* EXERCISE
Scan the data below for the string "TOTAL". Show every line where it turns up.

########

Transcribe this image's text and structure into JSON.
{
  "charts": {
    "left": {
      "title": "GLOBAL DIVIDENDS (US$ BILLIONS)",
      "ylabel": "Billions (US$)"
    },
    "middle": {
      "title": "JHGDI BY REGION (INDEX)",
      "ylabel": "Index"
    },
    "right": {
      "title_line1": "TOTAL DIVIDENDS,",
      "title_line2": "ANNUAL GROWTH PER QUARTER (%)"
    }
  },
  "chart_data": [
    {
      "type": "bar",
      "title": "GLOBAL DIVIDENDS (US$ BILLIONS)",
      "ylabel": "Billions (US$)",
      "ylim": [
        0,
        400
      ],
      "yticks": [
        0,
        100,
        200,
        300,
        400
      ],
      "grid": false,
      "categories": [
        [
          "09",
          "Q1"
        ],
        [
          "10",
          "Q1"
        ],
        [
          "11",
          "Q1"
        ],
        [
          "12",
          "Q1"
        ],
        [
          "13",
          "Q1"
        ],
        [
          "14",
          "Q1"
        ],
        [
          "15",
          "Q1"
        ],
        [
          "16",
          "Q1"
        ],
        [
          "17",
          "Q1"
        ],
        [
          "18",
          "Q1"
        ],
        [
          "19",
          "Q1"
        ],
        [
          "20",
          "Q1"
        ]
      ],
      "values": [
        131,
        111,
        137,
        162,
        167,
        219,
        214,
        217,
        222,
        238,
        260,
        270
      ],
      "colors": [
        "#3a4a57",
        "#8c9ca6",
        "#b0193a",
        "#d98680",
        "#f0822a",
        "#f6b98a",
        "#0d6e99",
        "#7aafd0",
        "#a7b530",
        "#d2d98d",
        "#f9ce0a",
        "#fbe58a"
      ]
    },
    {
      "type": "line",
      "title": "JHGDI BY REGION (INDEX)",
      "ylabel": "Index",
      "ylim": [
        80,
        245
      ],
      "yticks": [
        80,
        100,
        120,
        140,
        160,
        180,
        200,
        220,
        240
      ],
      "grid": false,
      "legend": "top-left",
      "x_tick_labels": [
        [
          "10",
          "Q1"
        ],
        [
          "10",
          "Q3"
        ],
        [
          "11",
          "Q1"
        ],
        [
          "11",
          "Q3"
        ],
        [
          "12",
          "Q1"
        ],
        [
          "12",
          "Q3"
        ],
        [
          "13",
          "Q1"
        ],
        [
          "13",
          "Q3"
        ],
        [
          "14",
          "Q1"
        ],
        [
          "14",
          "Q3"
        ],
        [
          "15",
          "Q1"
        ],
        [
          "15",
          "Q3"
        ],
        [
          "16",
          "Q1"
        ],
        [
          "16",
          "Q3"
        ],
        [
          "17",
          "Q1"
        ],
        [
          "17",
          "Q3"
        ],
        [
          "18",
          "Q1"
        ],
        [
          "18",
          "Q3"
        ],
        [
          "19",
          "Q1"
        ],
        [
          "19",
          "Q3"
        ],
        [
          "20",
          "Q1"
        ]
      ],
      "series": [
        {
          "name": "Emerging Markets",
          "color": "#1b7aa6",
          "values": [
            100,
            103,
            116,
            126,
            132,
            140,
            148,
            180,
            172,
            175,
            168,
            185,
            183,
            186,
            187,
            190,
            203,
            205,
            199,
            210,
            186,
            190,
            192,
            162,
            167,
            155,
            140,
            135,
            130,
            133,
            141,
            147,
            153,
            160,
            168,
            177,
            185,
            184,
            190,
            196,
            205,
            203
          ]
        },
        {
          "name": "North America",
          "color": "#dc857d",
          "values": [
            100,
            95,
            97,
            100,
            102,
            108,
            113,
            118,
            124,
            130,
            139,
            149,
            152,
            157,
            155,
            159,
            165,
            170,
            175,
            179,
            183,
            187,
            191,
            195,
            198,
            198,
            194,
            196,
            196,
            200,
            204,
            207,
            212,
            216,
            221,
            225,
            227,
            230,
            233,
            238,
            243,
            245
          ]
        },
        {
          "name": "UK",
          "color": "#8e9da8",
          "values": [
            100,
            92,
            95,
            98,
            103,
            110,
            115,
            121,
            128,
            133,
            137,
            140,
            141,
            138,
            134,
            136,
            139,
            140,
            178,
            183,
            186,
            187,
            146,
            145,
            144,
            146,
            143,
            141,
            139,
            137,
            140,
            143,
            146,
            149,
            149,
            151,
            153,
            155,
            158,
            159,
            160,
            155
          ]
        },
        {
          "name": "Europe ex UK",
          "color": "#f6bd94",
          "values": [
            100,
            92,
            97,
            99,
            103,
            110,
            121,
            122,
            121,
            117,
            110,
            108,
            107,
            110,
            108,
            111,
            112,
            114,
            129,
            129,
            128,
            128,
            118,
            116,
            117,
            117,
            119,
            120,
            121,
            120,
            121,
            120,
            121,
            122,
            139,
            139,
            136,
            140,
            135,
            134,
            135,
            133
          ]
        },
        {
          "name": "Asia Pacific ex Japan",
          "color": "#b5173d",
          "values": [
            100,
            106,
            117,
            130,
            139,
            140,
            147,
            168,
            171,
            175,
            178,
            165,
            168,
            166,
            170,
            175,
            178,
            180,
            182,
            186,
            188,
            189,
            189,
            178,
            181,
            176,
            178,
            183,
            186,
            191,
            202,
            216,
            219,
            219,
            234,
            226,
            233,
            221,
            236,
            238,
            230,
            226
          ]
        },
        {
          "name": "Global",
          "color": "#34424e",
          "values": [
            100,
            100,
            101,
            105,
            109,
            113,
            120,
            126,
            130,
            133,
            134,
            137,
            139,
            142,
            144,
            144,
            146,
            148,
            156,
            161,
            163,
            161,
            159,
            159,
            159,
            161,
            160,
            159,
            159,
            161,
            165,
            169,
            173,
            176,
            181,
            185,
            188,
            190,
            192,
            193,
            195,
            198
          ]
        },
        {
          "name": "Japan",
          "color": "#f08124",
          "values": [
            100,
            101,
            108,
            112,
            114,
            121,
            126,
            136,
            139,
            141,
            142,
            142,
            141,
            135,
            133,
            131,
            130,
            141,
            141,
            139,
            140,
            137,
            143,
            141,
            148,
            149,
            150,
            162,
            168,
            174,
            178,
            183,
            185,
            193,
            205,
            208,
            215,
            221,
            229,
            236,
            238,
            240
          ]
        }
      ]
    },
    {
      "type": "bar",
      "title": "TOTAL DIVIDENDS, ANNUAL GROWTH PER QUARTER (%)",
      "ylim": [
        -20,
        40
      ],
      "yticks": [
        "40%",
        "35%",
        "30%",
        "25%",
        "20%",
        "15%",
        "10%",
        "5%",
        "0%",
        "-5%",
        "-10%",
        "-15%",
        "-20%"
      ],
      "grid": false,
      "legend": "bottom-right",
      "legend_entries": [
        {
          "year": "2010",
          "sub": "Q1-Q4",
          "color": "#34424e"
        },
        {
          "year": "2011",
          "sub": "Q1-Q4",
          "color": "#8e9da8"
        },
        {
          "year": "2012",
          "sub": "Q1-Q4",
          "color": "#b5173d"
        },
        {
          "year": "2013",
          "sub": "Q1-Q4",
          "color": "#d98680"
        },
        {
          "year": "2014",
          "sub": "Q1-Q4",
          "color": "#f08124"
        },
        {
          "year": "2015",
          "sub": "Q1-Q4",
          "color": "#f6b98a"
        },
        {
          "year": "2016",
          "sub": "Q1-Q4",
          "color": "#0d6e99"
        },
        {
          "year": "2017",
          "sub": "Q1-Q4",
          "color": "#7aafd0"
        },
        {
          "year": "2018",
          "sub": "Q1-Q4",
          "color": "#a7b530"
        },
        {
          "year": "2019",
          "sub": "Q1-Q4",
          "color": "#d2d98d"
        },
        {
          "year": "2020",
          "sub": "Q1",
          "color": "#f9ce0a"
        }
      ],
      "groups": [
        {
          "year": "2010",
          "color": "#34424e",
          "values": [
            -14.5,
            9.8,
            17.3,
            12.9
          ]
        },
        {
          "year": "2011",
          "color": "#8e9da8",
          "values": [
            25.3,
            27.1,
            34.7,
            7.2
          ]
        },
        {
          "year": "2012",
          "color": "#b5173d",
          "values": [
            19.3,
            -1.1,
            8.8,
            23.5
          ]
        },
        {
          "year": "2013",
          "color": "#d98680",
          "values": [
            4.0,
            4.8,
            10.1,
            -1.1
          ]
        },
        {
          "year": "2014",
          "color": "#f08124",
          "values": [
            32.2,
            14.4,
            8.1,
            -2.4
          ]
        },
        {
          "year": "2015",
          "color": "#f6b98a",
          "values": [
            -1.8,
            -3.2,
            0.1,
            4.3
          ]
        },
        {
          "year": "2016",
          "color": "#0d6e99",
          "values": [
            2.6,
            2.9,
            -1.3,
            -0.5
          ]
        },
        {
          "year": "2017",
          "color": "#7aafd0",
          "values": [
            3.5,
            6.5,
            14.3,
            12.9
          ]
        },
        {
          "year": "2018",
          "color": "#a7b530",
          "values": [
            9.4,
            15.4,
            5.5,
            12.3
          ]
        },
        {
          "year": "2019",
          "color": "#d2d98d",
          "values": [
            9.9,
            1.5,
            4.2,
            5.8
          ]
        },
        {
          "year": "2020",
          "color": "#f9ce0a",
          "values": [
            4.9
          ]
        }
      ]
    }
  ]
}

########

* ANSWER IN FULL
      "title_line1": "TOTAL DIVIDENDS,",
      "title": "TOTAL DIVIDENDS, ANNUAL GROWTH PER QUARTER (%)",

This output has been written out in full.